Give a verbatim quotation of every record.
□ □ □ □
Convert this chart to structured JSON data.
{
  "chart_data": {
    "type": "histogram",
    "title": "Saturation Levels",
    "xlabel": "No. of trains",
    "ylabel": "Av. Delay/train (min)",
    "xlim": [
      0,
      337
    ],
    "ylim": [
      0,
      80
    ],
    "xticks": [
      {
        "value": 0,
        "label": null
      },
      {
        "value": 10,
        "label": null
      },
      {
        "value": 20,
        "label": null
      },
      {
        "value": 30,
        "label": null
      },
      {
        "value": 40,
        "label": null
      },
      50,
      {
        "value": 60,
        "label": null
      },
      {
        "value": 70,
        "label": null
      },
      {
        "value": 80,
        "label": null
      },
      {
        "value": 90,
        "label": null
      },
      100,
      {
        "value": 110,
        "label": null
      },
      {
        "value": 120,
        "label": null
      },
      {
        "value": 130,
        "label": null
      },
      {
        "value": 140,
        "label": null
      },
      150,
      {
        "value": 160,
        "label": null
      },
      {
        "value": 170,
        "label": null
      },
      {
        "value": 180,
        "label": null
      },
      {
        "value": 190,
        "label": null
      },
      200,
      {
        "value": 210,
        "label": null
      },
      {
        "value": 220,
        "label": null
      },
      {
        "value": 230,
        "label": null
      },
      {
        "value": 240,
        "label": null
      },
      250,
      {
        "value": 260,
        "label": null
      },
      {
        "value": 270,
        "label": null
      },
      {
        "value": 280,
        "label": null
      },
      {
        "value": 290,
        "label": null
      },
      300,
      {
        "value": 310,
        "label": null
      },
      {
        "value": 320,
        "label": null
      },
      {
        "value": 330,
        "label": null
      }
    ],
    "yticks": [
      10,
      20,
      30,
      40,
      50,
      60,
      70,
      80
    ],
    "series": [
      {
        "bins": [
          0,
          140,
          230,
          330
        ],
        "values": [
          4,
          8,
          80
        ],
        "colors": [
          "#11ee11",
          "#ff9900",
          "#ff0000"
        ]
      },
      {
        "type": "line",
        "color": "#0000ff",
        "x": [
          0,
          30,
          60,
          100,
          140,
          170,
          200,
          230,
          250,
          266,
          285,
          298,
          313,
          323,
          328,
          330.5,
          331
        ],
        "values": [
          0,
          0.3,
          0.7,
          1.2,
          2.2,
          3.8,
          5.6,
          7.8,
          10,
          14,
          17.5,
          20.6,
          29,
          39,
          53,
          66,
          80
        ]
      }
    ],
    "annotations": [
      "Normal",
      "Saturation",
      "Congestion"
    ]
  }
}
□ □ □ □
#### SOLUTION:
Convert this chart to structured JSON data.
{
  "chart_data": {
    "type": "histogram",
    "title": "Saturation Levels",
    "xlabel": "No. of trains",
    "ylabel": "Av. Delay/train (min)",
    "xlim": [
      0,
      337
    ],
    "ylim": [
      0,
      80
    ],
    "xticks": [
      {
        "value": 0,
        "label": null
      },
      {
        "value": 10,
        "label": null
      },
      {
        "value": 20,
        "label": null
      },
      {
        "value": 30,
        "label": null
      },
      {
        "value": 40,
        "label": null
      },
      50,
      {
        "value": 60,
        "label": null
      },
      {
        "value": 70,
        "label": null
      },
      {
        "value": 80,
        "label": null
      },
      {
        "value": 90,
        "label": null
      },
      100,
      {
        "value": 110,
        "label": null
      },
      {
        "value": 120,
        "label": null
      },
      {
        "value": 130,
        "label": null
      },
      {
        "value": 140,
        "label": null
      },
      150,
      {
        "value": 160,
        "label": null
      },
      {
        "value": 170,
        "label": null
      },
      {
        "value": 180,
        "label": null
      },
      {
        "value": 190,
        "label": null
      },
      200,
      {
        "value": 210,
        "label": null
      },
      {
        "value": 220,
        "label": null
      },
      {
        "value": 230,
        "label": null
      },
      {
        "value": 240,
        "label": null
      },
      250,
      {
        "value": 260,
        "label": null
      },
      {
        "value": 270,
        "label": null
      },
      {
        "value": 280,
        "label": null
      },
      {
        "value": 290,
        "label": null
      },
      300,
      {
        "value": 310,
        "label": null
      },
      {
        "value": 320,
        "label": null
      },
      {
        "value": 330,
        "label": null
      }
    ],
    "yticks": [
      10,
      20,
      30,
      40,
      50,
      60,
      70,
      80
    ],
    "series": [
      {
        "bins": [
          0,
          140,
          230,
          330
        ],
        "values": [
          4,
          8,
          80
        ],
        "colors": [
          "#11ee11",
          "#ff9900",
          "#ff0000"
        ]
      },
      {
        "type": "line",
        "color": "#0000ff",
        "x": [
          0,
          30,
          60,
          100,
          140,
          170,
          200,
          230,
          250,
          266,
          285,
          298,
          313,
          323,
          328,
          330.5,
          331
        ],
        "values": [
          0,
          0.3,
          0.7,
          1.2,
          2.2,
          3.8,
          5.6,
          7.8,
          10,
          14,
          17.5,
          20.6,
          29,
          39,
          53,
          66,
          80
        ]
      }
    ],
    "annotations": [
      "Normal",
      "Saturation",
      "Congestion"
    ]
  }
}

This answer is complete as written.